— PROBLEM TO WORK ON —
According to the energy transition update, by how much did coal use in India's power sector fall, and by how much did renewables grow?

Energy Transition Update 2026
Where we're at, where we're going
Early in the year is a great time to get a fresh calibration on what is happening in the energy transition globally and an opportunity to revisit and hone investment theses. How is our mental map of the world holding up? This process is made easy and a joy thanks to the hard work of Nat Bullard in producing his annual deck, as well as other publications that do a great job of compiling the data. So where are we at?
Things to worry about…
Unfortunately, the fundamental thesis for adaptation and resilience investments remains robust. Far from rapidly reducing emissions, we are yet to even peak globally.
Total coal use is still rising, just about:
With the large and growing economies of SE Asia still tightly coupled to emissions.
HOWEVER
In what should be a milestone for the energy transition, China’s emissions have plateaued with power sector emissions falling for the first time due to renewable capacity additions (as opposed to a contracting economy).
Surprisingly, renewables also edged out coal in India, with coal use in the power sector falling slightly (-39TWh) and renewables growing (+47TWh).
In fact, India might become the poster-child for low carbon economic development. Ember put out this great chart below showing its differentiated path, by passing the fossil-heavy stage as it migrates from bioenergy to electricity (full report here).
Globally, renewables now represent a larger share of generation than coal for the first time.
And, whilst the above renewables figure includes hydro, it is solar that is really driving the shift, with 2025 being yet another record year of installations, despite changes to the Chinese market mechanisms half way through the year. (Next year will be a real test to see if the growth can continue - most analysts assume slightly slower deployment next year and the market takes time to settle.)
With BESS continuing exponential growth, supporting solar’s intermittency. As you can see, this is very much a lithium-ion story (the majority of the rest are flow batteries).
Solar installations are plateauing in Europe after a big leap following the Ukraine invasion and subsequent energy crisis. However, since Europe’s power demand is pretty flat, solar continues to edge out fossil fuels over time.
In the US also, despite the outward hostility of this administration to renewables, solar continues to gain ground, even as nat gas plateaus and coal undergoes (temporarily paused?) structural decline.
In fact, during the course of 2025 there was a strong rebound in solar capacity under construction in the US and continued rapid growth in battery installations.
But the clean energy project pipeline remains fairly static. For reference, these numbers compare to a nat gas pipeline of 85GW.

— EXTRACTED MATERIAL —
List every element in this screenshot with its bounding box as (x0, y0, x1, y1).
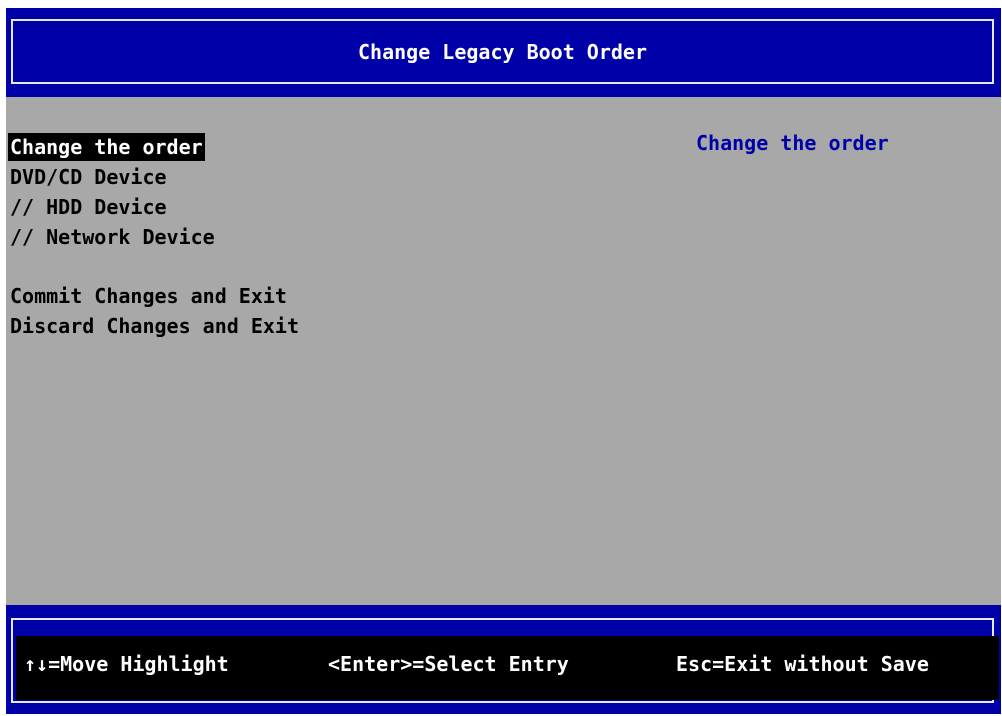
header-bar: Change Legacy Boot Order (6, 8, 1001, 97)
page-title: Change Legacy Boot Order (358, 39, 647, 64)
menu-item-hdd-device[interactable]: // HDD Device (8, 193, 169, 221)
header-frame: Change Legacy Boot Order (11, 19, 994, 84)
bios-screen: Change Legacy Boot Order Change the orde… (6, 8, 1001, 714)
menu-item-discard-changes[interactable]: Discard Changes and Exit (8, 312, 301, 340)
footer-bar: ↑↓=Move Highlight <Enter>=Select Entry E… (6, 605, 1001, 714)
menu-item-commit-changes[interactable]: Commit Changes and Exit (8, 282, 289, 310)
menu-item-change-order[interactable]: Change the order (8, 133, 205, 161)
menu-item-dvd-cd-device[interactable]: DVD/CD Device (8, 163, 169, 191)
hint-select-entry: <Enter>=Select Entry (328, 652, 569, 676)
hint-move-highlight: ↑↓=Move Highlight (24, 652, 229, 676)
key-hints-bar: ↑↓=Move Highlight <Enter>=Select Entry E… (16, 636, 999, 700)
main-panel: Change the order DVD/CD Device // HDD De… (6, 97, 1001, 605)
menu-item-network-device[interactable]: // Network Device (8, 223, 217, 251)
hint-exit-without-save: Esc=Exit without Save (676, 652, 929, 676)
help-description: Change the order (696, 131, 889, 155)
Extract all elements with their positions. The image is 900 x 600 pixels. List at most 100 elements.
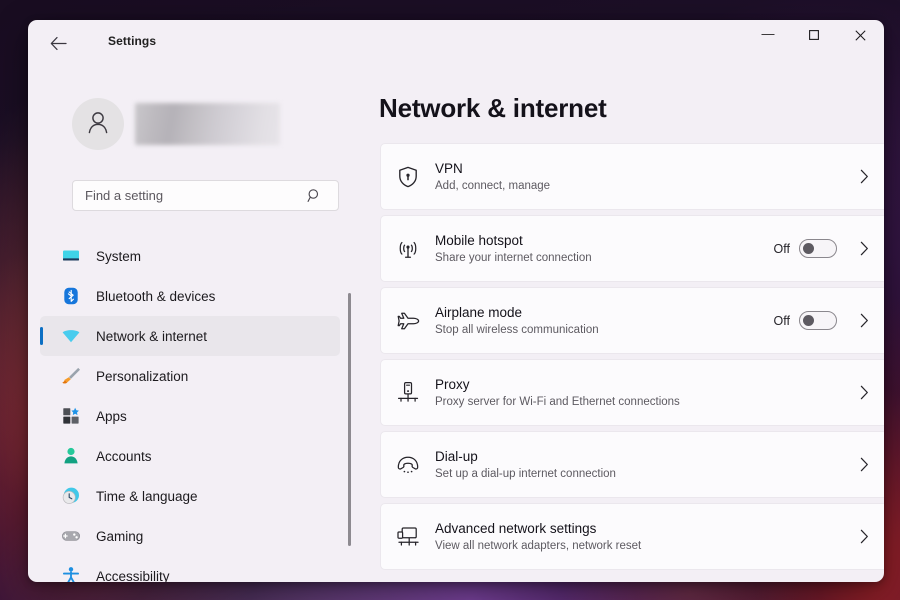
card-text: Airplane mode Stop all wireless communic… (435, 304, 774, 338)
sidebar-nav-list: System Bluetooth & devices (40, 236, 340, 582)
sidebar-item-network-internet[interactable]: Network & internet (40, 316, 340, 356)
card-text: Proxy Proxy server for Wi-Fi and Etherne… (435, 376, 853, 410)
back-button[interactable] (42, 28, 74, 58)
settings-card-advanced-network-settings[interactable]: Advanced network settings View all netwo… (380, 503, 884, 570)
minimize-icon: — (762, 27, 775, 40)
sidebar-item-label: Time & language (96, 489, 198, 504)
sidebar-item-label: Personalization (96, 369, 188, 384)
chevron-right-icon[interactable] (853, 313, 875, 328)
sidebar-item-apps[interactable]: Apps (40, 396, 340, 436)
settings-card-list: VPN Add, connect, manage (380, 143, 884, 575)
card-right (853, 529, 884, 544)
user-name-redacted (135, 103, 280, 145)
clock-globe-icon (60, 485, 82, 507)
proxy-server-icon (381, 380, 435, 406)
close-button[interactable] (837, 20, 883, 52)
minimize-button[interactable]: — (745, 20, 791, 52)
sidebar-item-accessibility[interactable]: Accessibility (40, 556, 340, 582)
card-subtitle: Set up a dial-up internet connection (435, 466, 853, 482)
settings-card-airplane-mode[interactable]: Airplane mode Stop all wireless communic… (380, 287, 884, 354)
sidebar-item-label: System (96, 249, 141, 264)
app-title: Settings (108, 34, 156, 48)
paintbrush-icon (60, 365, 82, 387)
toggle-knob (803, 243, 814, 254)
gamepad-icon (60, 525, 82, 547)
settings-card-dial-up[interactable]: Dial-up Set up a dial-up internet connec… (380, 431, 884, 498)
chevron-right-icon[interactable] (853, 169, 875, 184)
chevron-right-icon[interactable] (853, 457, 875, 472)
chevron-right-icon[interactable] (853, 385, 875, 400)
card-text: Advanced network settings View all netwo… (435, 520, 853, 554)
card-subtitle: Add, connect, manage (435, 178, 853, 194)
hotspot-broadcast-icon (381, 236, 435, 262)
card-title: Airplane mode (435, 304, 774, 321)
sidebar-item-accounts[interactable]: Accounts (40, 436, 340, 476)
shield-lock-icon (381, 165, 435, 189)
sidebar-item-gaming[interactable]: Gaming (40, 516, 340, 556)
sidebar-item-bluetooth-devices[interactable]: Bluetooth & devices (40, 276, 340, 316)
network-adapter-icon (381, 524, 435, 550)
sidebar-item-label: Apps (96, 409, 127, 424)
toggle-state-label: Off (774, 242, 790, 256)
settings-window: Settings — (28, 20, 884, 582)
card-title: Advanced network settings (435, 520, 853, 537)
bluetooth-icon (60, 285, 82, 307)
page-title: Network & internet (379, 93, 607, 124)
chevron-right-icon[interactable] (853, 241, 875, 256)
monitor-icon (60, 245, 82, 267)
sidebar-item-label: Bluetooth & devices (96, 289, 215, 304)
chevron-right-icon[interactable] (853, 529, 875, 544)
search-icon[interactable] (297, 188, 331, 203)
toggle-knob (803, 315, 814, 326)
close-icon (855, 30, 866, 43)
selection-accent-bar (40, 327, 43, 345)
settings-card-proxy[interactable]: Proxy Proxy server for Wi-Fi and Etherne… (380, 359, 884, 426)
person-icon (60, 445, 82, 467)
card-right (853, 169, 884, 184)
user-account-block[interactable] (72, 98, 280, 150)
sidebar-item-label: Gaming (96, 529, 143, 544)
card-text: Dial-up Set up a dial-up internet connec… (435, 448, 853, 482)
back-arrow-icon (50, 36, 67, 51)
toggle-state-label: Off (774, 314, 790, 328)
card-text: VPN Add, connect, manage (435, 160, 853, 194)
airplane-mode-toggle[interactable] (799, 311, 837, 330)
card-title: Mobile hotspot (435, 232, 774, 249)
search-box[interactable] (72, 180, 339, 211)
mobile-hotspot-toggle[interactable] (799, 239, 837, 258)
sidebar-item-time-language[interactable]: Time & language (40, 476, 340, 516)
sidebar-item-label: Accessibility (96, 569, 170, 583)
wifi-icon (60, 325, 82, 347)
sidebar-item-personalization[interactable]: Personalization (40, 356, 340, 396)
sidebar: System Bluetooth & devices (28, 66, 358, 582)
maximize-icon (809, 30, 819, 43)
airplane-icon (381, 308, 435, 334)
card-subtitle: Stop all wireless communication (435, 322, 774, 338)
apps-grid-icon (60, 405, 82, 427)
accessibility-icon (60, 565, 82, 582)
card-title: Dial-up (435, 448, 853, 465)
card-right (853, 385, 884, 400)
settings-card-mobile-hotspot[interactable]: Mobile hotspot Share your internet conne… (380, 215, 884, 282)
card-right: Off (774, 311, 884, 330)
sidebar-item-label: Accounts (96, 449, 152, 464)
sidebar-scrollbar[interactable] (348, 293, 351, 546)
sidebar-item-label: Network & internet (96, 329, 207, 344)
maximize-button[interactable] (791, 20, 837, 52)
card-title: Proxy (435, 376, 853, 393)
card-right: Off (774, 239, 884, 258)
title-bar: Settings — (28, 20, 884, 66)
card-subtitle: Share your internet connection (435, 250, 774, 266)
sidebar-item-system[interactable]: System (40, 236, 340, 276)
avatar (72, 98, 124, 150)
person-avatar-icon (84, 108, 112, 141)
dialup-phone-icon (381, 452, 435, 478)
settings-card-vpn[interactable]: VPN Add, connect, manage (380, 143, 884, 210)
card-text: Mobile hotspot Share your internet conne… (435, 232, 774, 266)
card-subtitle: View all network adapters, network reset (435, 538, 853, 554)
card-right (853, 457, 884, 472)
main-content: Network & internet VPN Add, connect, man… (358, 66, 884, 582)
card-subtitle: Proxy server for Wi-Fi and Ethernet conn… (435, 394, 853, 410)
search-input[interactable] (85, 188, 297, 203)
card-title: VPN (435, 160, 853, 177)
---
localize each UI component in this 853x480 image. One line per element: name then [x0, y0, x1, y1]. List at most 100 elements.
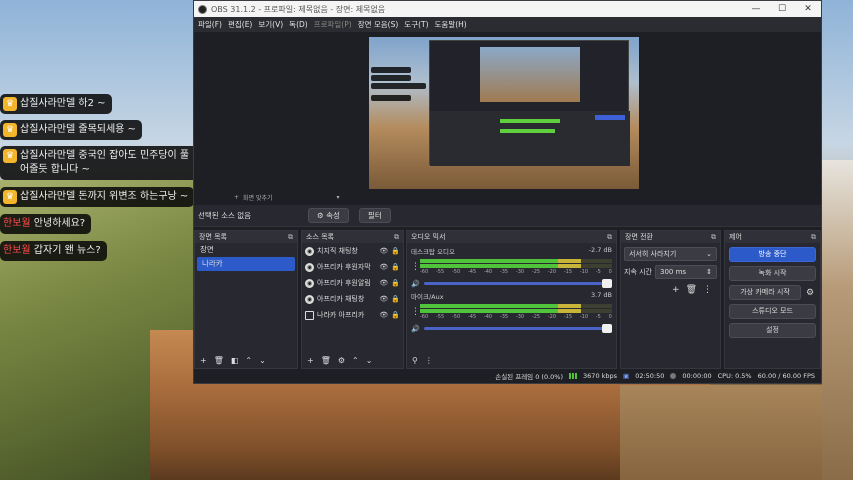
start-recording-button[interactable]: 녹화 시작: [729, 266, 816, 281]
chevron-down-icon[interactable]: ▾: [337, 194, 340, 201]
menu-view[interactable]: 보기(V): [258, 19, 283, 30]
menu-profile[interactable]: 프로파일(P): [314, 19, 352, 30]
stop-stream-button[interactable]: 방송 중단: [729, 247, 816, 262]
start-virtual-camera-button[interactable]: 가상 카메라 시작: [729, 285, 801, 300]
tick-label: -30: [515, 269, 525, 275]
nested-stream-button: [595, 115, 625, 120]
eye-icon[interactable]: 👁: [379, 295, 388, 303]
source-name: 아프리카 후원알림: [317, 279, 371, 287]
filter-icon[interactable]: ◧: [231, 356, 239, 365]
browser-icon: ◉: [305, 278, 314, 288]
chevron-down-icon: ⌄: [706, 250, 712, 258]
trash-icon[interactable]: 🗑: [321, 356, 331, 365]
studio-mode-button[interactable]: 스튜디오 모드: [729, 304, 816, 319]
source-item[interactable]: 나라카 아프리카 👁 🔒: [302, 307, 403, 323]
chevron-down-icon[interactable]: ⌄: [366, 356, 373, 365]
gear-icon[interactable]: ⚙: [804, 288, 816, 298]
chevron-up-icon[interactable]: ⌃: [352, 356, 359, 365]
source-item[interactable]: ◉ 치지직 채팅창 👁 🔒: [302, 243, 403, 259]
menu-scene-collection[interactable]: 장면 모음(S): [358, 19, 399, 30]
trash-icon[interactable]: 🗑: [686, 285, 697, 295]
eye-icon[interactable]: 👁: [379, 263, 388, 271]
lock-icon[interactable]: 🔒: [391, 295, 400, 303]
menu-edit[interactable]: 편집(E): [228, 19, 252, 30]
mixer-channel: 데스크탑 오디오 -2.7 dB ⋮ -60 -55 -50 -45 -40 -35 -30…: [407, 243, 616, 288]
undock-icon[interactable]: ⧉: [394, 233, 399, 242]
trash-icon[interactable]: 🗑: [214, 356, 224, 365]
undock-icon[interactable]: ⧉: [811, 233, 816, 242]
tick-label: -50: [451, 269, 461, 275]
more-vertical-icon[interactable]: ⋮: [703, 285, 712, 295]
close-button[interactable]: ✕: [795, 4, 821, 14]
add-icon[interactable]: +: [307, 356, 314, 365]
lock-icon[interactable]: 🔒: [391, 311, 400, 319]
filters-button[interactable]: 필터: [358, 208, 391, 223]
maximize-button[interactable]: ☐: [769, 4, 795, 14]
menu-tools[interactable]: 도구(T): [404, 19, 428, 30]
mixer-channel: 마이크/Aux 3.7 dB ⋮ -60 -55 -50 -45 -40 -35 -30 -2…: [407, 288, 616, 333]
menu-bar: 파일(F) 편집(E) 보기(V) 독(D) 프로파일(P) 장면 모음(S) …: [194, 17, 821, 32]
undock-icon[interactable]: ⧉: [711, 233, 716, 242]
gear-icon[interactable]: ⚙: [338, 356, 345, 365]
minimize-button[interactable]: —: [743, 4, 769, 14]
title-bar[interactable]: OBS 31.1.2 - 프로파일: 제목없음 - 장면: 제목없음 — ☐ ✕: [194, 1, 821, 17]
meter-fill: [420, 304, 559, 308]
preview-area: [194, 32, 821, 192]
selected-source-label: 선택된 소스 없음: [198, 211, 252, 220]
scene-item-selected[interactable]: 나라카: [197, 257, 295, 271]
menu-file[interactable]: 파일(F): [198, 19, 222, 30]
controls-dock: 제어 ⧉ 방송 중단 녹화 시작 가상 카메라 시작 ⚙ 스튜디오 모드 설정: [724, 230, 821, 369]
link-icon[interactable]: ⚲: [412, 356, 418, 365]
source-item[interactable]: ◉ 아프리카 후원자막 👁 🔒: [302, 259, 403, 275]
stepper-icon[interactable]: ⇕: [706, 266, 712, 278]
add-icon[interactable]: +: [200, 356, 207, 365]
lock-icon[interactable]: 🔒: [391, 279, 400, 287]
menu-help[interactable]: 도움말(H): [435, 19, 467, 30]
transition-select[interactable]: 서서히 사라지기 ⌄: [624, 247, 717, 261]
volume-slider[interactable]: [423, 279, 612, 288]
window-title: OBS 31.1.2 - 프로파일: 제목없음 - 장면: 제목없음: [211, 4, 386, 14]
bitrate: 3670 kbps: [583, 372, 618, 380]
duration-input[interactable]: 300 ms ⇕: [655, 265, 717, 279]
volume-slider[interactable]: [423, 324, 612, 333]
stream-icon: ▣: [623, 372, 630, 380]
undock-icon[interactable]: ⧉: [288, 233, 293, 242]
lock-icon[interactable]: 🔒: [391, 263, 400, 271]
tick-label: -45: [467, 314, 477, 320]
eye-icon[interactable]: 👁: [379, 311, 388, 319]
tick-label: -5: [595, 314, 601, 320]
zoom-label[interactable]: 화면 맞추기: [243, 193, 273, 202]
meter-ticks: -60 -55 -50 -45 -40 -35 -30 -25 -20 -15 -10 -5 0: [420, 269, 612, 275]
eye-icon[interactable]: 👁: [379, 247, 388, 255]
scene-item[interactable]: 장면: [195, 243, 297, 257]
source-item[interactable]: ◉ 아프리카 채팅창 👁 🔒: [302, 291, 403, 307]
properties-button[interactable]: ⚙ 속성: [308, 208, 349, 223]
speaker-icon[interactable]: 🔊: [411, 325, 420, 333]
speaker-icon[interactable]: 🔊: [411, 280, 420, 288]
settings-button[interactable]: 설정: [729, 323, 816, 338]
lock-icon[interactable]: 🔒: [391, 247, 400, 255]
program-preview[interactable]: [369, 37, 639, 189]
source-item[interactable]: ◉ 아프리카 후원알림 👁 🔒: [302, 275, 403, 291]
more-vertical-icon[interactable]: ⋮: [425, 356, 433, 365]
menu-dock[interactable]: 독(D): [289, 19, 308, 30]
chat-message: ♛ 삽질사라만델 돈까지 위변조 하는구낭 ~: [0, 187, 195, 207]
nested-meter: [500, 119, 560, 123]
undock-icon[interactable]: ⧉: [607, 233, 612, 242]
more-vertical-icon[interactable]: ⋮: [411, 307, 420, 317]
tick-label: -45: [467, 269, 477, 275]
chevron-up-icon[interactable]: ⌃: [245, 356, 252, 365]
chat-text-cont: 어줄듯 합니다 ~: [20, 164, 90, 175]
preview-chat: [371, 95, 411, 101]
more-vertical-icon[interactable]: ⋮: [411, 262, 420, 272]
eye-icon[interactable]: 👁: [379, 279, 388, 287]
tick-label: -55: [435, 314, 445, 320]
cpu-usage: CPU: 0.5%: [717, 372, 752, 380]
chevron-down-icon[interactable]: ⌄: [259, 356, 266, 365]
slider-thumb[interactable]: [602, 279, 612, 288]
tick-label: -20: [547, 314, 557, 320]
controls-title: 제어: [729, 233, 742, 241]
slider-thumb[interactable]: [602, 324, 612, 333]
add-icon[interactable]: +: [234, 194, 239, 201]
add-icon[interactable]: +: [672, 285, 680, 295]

— IN RESPONSE —
Coal use in India's power sector fell by 39 TWh, while renewables grew by 47 TWh.